PROBLEM DETAILS:
For every line in the data below that contains "Size", copy the line.

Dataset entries
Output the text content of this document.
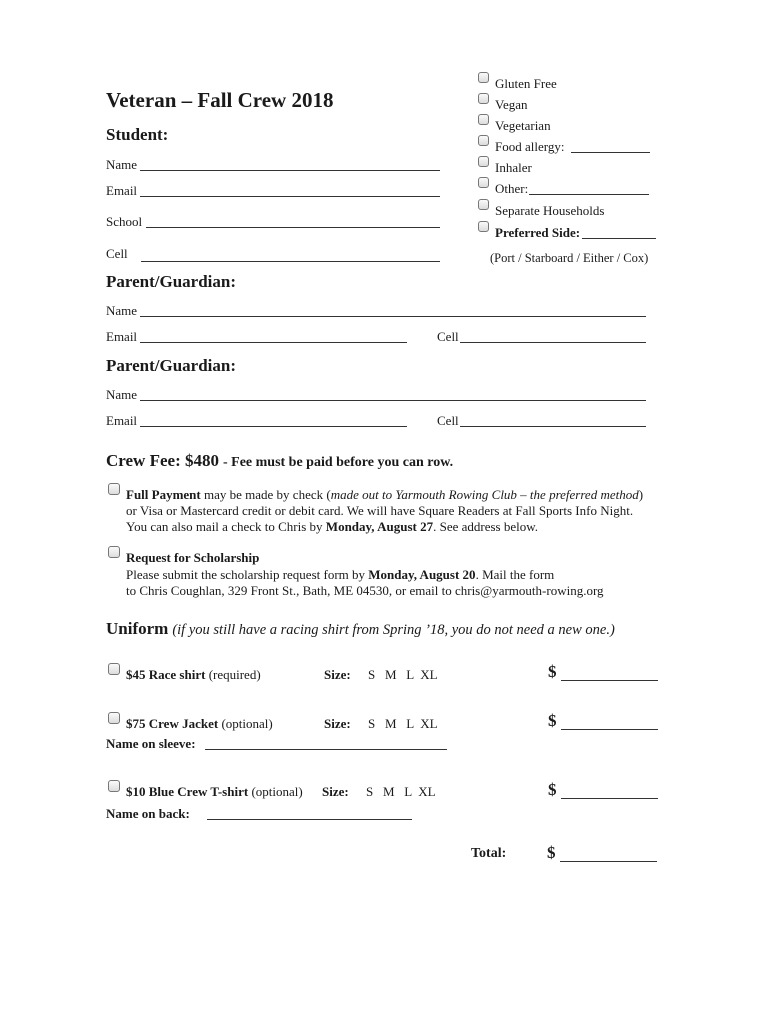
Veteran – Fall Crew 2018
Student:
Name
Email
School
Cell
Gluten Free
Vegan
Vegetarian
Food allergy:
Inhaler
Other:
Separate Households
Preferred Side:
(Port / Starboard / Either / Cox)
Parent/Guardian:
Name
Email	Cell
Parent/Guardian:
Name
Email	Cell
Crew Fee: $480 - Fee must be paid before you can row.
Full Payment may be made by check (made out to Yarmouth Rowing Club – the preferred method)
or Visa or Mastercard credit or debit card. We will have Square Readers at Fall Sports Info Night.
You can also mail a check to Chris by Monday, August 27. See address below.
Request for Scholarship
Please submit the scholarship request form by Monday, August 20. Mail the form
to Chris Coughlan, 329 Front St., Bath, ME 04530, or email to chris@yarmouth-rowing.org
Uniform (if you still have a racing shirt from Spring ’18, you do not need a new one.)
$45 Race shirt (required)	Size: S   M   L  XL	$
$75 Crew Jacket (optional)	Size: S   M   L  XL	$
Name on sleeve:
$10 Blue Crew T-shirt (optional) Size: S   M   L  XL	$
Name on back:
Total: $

* * *

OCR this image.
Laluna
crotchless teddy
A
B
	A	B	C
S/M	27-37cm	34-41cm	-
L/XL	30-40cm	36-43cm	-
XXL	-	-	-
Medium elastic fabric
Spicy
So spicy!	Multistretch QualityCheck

FULL OUTPUT:
$45 Race shirt (required)	Size: S   M   L  XL	$
$75 Crew Jacket (optional)	Size: S   M   L  XL	$
$10 Blue Crew T-shirt (optional) Size: S   M   L  XL	$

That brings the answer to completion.